▶ [What you are asked to do]:
Report all lines holding "maximize".

(Source records)
* * * * * * *
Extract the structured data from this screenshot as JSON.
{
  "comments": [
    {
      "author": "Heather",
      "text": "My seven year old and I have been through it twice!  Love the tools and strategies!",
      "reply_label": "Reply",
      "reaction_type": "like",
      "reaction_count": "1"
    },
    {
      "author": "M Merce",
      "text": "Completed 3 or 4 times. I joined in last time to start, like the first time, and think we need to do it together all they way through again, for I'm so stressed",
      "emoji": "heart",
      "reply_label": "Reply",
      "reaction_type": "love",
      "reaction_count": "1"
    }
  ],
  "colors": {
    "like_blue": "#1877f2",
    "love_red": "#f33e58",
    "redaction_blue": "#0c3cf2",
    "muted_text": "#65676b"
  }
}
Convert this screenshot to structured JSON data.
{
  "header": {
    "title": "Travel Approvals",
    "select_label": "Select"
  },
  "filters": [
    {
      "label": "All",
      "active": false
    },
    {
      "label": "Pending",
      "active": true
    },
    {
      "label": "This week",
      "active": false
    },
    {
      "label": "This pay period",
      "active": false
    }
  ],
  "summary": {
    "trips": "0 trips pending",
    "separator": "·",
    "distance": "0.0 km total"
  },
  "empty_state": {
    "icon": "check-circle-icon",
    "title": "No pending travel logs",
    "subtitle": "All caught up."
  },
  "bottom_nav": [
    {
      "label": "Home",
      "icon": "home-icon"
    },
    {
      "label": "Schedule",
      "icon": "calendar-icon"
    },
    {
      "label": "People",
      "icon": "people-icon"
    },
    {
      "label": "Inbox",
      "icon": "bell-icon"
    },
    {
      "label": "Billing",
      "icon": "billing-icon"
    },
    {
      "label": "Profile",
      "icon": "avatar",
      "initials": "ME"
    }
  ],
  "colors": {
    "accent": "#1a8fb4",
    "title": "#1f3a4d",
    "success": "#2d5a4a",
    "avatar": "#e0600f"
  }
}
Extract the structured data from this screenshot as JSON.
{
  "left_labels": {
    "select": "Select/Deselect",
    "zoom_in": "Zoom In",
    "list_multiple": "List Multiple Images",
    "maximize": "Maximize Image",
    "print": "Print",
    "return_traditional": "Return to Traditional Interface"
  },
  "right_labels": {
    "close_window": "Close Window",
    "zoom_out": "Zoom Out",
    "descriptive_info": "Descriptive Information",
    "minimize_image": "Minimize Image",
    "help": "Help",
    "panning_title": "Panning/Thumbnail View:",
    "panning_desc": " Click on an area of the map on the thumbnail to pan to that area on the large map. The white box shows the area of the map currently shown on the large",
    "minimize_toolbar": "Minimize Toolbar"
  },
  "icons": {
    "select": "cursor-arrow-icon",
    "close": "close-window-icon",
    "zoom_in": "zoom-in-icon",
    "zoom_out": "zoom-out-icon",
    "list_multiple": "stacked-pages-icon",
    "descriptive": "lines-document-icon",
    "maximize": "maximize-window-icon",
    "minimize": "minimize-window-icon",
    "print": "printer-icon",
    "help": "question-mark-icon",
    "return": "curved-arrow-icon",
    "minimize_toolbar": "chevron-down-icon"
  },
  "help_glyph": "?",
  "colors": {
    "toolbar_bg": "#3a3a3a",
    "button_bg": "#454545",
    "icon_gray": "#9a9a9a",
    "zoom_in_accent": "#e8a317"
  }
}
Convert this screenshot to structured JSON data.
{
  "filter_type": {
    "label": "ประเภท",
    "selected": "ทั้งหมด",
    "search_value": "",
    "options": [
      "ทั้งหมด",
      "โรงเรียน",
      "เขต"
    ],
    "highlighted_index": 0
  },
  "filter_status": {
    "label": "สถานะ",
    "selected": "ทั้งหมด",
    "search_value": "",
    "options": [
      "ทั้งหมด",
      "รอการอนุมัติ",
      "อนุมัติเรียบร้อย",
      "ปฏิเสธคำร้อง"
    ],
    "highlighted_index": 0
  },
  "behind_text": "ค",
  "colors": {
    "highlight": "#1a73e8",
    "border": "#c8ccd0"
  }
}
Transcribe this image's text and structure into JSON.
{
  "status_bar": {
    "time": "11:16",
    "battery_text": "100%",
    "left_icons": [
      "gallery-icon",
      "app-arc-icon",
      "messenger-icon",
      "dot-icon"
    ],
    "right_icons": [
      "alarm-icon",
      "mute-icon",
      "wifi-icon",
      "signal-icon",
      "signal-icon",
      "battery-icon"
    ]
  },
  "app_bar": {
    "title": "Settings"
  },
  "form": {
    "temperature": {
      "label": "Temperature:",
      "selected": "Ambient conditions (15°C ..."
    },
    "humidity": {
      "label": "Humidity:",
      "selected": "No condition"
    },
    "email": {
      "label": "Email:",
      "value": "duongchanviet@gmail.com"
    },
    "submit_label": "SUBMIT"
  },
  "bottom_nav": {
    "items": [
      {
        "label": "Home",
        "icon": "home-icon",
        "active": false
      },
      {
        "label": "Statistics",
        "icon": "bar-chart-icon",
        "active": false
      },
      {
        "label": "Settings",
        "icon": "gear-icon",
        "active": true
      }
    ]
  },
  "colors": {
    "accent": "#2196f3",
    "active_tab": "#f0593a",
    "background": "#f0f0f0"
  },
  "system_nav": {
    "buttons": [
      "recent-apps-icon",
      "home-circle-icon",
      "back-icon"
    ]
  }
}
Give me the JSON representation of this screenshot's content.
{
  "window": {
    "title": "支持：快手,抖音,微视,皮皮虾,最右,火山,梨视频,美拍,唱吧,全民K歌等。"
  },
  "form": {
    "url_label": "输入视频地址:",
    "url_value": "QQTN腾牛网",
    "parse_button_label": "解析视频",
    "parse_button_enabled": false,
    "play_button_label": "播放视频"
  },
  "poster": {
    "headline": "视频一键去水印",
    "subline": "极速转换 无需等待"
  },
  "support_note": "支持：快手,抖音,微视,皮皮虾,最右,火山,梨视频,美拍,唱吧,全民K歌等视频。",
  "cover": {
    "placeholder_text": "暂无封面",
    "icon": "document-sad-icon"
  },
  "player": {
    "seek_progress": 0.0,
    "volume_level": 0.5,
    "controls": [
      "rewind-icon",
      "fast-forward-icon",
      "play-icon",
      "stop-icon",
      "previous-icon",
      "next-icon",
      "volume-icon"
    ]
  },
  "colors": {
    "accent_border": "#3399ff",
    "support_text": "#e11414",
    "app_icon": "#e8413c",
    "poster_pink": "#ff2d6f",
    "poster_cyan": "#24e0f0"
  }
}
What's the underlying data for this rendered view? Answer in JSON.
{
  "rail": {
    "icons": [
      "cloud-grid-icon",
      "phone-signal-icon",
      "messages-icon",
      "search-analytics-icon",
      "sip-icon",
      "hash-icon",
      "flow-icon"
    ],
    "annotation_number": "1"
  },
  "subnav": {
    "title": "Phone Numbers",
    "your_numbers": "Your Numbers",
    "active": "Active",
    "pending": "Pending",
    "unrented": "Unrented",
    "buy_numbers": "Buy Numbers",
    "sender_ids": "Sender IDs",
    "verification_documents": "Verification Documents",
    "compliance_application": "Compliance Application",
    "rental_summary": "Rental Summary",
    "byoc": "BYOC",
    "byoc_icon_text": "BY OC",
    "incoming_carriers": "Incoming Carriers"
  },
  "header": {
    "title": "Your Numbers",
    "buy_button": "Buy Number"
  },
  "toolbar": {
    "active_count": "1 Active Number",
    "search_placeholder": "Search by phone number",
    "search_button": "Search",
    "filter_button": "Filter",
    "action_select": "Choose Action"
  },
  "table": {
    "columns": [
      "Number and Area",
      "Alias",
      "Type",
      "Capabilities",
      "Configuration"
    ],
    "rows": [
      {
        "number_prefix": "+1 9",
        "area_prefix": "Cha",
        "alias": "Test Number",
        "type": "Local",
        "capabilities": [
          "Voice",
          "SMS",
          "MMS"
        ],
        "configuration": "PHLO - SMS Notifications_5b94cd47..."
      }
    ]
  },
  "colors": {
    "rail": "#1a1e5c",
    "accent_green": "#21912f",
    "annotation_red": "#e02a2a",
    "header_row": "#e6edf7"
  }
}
* * * * * * *
▶ [The solution]:
    "maximize": "Maximize Image",
    "maximize": "maximize-window-icon",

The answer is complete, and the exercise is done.